Stored data
┄┄┄┄┄┄┄┄┄┄
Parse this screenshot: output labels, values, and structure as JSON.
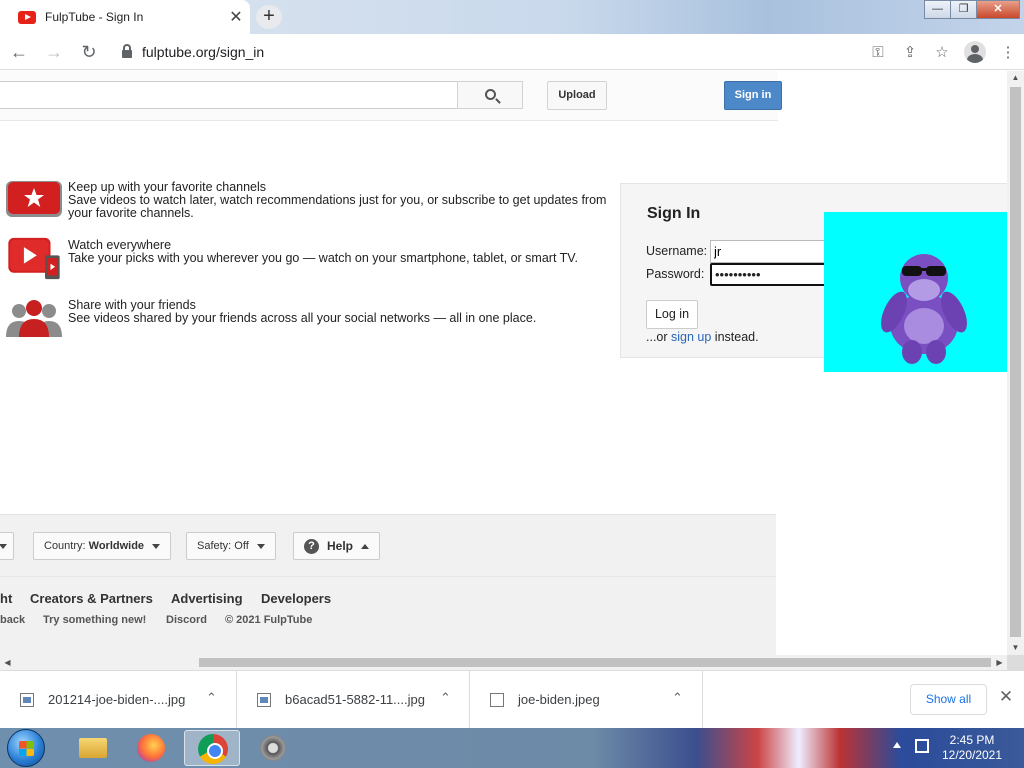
{
  "browser": {
    "tab_title": "FulpTube - Sign In",
    "tab_close": "✕",
    "new_tab": "+",
    "url": "fulptube.org/sign_in",
    "back": "←",
    "forward": "→",
    "reload": "↻",
    "key_icon": "⚿",
    "share_icon": "⇪",
    "star_icon": "☆",
    "menu_icon": "⋮",
    "window_controls": {
      "minimize": "—",
      "maximize": "❐",
      "close": "✕"
    }
  },
  "masthead": {
    "upload_label": "Upload",
    "signin_label": "Sign in"
  },
  "features": [
    {
      "title": "Keep up with your favorite channels",
      "desc": "Save videos to watch later, watch recommendations just for you, or subscribe to get updates from your favorite channels."
    },
    {
      "title": "Watch everywhere",
      "desc": "Take your picks with you wherever you go — watch on your smartphone, tablet, or smart TV."
    },
    {
      "title": "Share with your friends",
      "desc": "See videos shared by your friends across all your social networks — all in one place."
    }
  ],
  "signin": {
    "heading": "Sign In",
    "username_label": "Username:",
    "username_value": "jr",
    "password_label": "Password:",
    "password_value": "••••••••••",
    "login_label": "Log in",
    "or_text": "...or ",
    "signup_link": "sign up",
    "instead_text": " instead."
  },
  "footer": {
    "country_prefix": "Country: ",
    "country_value": "Worldwide",
    "safety_prefix": "Safety: ",
    "safety_value": "Off",
    "help_label": "Help",
    "help_icon": "?",
    "links": [
      "ht",
      "Creators & Partners",
      "Advertising",
      "Developers"
    ],
    "small_links": [
      "back",
      "Try something new!",
      "Discord",
      "© 2021 FulpTube"
    ]
  },
  "downloads": {
    "items": [
      {
        "name": "201214-joe-biden-....jpg"
      },
      {
        "name": "b6acad51-5882-11....jpg"
      },
      {
        "name": "joe-biden.jpeg"
      }
    ],
    "chevron": "⌃",
    "show_all": "Show all",
    "close": "✕"
  },
  "taskbar": {
    "time": "2:45 PM",
    "date": "12/20/2021"
  },
  "colors": {
    "brand_red": "#e62117",
    "signin_blue": "#4d88c8",
    "overlay_cyan": "#00ffff",
    "link_blue": "#2a66b8"
  }
}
┄┄┄┄┄┄┄┄┄┄
Reproduce the data above in full, exactly as it is, with the pictures left out.

ANSWER FOR THIS EXERCISE
Parse this screenshot: output labels, values, and structure as JSON.
{
  "browser": {
    "tab_title": "FulpTube - Sign In",
    "tab_close": "✕",
    "new_tab": "+",
    "url": "fulptube.org/sign_in",
    "back": "←",
    "forward": "→",
    "reload": "↻",
    "key_icon": "⚿",
    "share_icon": "⇪",
    "star_icon": "☆",
    "menu_icon": "⋮",
    "window_controls": {
      "minimize": "—",
      "maximize": "❐",
      "close": "✕"
    }
  },
  "masthead": {
    "upload_label": "Upload",
    "signin_label": "Sign in"
  },
  "features": [
    {
      "title": "Keep up with your favorite channels",
      "desc": "Save videos to watch later, watch recommendations just for you, or subscribe to get updates from your favorite channels."
    },
    {
      "title": "Watch everywhere",
      "desc": "Take your picks with you wherever you go — watch on your smartphone, tablet, or smart TV."
    },
    {
      "title": "Share with your friends",
      "desc": "See videos shared by your friends across all your social networks — all in one place."
    }
  ],
  "signin": {
    "heading": "Sign In",
    "username_label": "Username:",
    "username_value": "jr",
    "password_label": "Password:",
    "password_value": "••••••••••",
    "login_label": "Log in",
    "or_text": "...or ",
    "signup_link": "sign up",
    "instead_text": " instead."
  },
  "footer": {
    "country_prefix": "Country: ",
    "country_value": "Worldwide",
    "safety_prefix": "Safety: ",
    "safety_value": "Off",
    "help_label": "Help",
    "help_icon": "?",
    "links": [
      "ht",
      "Creators & Partners",
      "Advertising",
      "Developers"
    ],
    "small_links": [
      "back",
      "Try something new!",
      "Discord",
      "© 2021 FulpTube"
    ]
  },
  "downloads": {
    "items": [
      {
        "name": "201214-joe-biden-....jpg"
      },
      {
        "name": "b6acad51-5882-11....jpg"
      },
      {
        "name": "joe-biden.jpeg"
      }
    ],
    "chevron": "⌃",
    "show_all": "Show all",
    "close": "✕"
  },
  "taskbar": {
    "time": "2:45 PM",
    "date": "12/20/2021"
  },
  "colors": {
    "brand_red": "#e62117",
    "signin_blue": "#4d88c8",
    "overlay_cyan": "#00ffff",
    "link_blue": "#2a66b8"
  }
}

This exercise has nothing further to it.